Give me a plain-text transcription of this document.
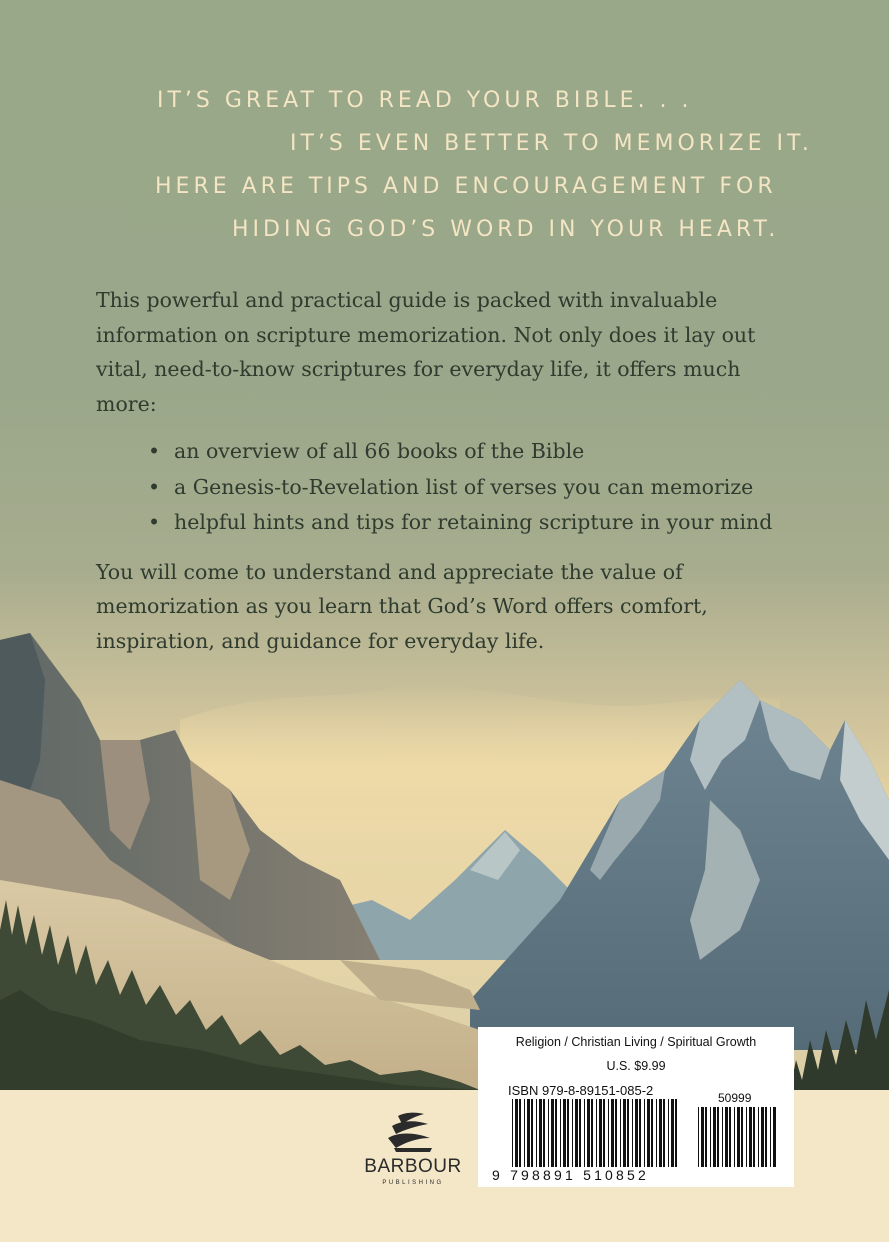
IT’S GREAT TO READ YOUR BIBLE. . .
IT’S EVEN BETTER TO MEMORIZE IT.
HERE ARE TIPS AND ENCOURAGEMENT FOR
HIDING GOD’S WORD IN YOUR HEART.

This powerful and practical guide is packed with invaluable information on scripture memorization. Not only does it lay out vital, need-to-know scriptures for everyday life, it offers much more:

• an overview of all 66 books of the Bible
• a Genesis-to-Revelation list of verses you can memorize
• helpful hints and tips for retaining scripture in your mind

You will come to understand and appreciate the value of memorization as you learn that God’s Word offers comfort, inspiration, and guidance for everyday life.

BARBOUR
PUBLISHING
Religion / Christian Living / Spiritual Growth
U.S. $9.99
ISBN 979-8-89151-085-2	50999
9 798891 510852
******
• _Exercise description_:
I need the entries printed exactly, with each picture left out.

• _Output of the exercise_:
Give me a plain-text transcription of this document.
IT’S GREAT TO READ YOUR BIBLE. . .
IT’S EVEN BETTER TO MEMORIZE IT.
HERE ARE TIPS AND ENCOURAGEMENT FOR
HIDING GOD’S WORD IN YOUR HEART.

This powerful and practical guide is packed with invaluable information on scripture memorization. Not only does it lay out vital, need-to-know scriptures for everyday life, it offers much more:

• an overview of all 66 books of the Bible
• a Genesis-to-Revelation list of verses you can memorize
• helpful hints and tips for retaining scripture in your mind

You will come to understand and appreciate the value of memorization as you learn that God’s Word offers comfort, inspiration, and guidance for everyday life.

BARBOUR
PUBLISHING
Religion / Christian Living / Spiritual Growth
U.S. $9.99
ISBN 979-8-89151-085-2	50999
9 798891 510852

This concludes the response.